### EXERCISE TASK
In the items from the start through the line containing "thumbs-down-icon [169, 550, 191, 570]", swap "comment-thread" for "reply-thread" and write out only those lines, with nothing else changed.

### EXTRACTED MATERIAL
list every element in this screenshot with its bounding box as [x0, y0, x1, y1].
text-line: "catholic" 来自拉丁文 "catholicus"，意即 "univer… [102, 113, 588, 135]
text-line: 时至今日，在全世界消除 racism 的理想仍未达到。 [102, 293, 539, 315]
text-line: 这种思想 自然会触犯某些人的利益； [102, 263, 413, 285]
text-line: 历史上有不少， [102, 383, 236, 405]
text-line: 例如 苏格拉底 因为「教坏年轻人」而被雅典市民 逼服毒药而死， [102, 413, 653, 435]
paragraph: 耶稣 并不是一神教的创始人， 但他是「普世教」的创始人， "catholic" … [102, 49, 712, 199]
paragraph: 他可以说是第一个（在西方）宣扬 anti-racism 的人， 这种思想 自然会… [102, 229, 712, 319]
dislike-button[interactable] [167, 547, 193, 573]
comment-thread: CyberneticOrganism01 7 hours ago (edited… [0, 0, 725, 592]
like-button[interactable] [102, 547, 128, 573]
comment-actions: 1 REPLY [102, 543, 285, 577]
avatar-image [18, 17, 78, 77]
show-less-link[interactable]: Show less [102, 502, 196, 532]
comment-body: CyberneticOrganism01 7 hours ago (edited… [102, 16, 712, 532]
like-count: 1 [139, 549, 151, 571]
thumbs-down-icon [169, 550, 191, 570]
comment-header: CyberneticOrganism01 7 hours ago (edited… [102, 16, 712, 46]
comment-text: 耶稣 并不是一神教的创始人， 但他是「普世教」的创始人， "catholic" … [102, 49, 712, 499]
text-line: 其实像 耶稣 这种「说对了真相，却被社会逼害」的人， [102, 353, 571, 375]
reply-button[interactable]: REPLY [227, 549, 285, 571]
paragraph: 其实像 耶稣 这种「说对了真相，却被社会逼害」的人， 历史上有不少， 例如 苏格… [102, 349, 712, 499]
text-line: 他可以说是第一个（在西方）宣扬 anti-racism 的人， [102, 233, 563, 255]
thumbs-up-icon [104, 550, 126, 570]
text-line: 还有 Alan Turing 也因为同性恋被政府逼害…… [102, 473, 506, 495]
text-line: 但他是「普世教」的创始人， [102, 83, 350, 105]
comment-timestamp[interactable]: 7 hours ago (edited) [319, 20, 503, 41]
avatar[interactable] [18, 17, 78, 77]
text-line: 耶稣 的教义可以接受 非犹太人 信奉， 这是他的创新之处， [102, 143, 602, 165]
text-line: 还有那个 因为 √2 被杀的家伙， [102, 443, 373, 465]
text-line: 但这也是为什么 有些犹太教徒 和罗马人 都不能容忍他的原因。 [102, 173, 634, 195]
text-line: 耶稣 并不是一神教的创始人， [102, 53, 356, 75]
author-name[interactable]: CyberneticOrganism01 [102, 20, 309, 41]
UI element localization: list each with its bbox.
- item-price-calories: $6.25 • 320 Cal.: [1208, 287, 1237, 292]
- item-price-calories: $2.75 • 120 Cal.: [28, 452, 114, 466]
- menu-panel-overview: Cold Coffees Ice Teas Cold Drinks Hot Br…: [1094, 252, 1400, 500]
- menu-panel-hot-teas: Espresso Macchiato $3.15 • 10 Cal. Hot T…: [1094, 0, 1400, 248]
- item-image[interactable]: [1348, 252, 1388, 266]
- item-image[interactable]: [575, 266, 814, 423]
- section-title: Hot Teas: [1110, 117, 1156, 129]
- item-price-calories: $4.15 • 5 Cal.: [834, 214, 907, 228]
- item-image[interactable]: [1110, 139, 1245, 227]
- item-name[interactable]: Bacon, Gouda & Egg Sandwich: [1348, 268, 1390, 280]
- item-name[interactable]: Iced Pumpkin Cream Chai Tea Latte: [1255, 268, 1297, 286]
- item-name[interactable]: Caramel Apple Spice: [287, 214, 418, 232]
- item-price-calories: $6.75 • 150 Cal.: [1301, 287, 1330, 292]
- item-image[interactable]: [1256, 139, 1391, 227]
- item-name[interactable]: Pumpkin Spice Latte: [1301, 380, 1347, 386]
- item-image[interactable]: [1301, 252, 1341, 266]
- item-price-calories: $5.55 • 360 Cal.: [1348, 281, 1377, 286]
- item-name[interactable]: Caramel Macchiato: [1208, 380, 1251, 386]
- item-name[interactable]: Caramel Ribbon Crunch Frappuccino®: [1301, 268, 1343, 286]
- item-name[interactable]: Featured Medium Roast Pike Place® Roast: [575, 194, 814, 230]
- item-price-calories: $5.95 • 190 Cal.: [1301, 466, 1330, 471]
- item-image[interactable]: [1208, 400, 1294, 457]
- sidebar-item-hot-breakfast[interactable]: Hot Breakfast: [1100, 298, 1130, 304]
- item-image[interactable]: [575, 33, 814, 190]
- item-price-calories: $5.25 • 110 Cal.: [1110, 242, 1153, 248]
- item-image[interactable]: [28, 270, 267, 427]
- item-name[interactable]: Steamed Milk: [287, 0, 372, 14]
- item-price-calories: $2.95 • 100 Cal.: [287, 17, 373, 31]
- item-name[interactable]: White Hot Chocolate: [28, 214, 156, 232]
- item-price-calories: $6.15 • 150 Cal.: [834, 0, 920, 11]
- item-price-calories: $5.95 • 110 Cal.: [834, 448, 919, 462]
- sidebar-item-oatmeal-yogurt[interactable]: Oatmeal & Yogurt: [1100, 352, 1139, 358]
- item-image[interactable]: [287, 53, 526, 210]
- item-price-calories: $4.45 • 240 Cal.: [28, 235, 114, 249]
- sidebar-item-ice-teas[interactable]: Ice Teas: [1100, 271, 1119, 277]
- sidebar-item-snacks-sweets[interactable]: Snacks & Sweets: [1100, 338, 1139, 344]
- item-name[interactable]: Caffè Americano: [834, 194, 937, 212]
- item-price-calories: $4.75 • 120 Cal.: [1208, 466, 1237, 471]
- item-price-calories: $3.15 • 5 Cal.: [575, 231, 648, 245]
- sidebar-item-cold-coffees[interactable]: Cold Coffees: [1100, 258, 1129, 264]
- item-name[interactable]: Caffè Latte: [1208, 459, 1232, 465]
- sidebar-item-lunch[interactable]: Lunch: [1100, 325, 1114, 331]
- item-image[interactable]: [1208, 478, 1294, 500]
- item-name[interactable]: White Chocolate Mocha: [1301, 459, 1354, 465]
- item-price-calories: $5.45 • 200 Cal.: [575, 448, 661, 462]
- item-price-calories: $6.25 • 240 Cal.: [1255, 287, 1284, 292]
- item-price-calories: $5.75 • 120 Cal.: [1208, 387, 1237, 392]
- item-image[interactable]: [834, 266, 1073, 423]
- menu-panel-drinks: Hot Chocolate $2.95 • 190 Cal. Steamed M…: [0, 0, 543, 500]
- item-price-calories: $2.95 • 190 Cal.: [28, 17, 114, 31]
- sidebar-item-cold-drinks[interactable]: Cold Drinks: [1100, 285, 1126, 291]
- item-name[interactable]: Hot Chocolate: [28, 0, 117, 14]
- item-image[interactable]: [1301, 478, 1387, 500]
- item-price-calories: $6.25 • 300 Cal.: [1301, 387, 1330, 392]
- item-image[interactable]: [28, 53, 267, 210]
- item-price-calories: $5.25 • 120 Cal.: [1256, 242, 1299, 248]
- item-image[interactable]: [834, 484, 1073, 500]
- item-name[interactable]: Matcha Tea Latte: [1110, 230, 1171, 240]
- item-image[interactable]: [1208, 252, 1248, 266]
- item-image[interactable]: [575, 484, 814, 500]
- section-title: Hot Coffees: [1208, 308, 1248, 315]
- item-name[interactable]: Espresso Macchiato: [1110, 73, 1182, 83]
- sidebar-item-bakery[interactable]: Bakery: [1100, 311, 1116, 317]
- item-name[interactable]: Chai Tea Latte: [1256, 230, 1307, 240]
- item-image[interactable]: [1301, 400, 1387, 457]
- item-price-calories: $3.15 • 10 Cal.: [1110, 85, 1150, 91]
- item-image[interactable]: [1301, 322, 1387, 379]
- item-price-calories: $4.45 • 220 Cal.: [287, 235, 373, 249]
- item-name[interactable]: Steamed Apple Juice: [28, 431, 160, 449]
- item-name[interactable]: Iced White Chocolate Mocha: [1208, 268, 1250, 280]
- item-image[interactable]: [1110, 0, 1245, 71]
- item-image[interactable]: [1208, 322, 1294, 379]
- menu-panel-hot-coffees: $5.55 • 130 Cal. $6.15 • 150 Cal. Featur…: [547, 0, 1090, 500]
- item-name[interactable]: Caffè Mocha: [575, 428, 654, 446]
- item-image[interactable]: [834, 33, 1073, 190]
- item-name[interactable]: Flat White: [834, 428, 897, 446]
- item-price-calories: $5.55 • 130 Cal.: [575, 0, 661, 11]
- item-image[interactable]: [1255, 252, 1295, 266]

### RESPONSE TO THE EXERCISE
list every element in this screenshot with its bounding box as [x0, y0, x1, y1].
text-line: "catholic" 来自拉丁文 "catholicus"，意即 "univer… [102, 113, 588, 135]
text-line: 时至今日，在全世界消除 racism 的理想仍未达到。 [102, 293, 539, 315]
text-line: 这种思想 自然会触犯某些人的利益； [102, 263, 413, 285]
text-line: 历史上有不少， [102, 383, 236, 405]
text-line: 例如 苏格拉底 因为「教坏年轻人」而被雅典市民 逼服毒药而死， [102, 413, 653, 435]
paragraph: 耶稣 并不是一神教的创始人， 但他是「普世教」的创始人， "catholic" … [102, 49, 712, 199]
paragraph: 他可以说是第一个（在西方）宣扬 anti-racism 的人， 这种思想 自然会… [102, 229, 712, 319]
dislike-button[interactable] [167, 547, 193, 573]
reply-thread: CyberneticOrganism01 7 hours ago (edited… [0, 0, 725, 592]
like-button[interactable] [102, 547, 128, 573]
comment-actions: 1 REPLY [102, 543, 285, 577]
avatar-image [18, 17, 78, 77]
show-less-link[interactable]: Show less [102, 502, 196, 532]
comment-body: CyberneticOrganism01 7 hours ago (edited… [102, 16, 712, 532]
like-count: 1 [139, 549, 151, 571]
thumbs-down-icon [169, 550, 191, 570]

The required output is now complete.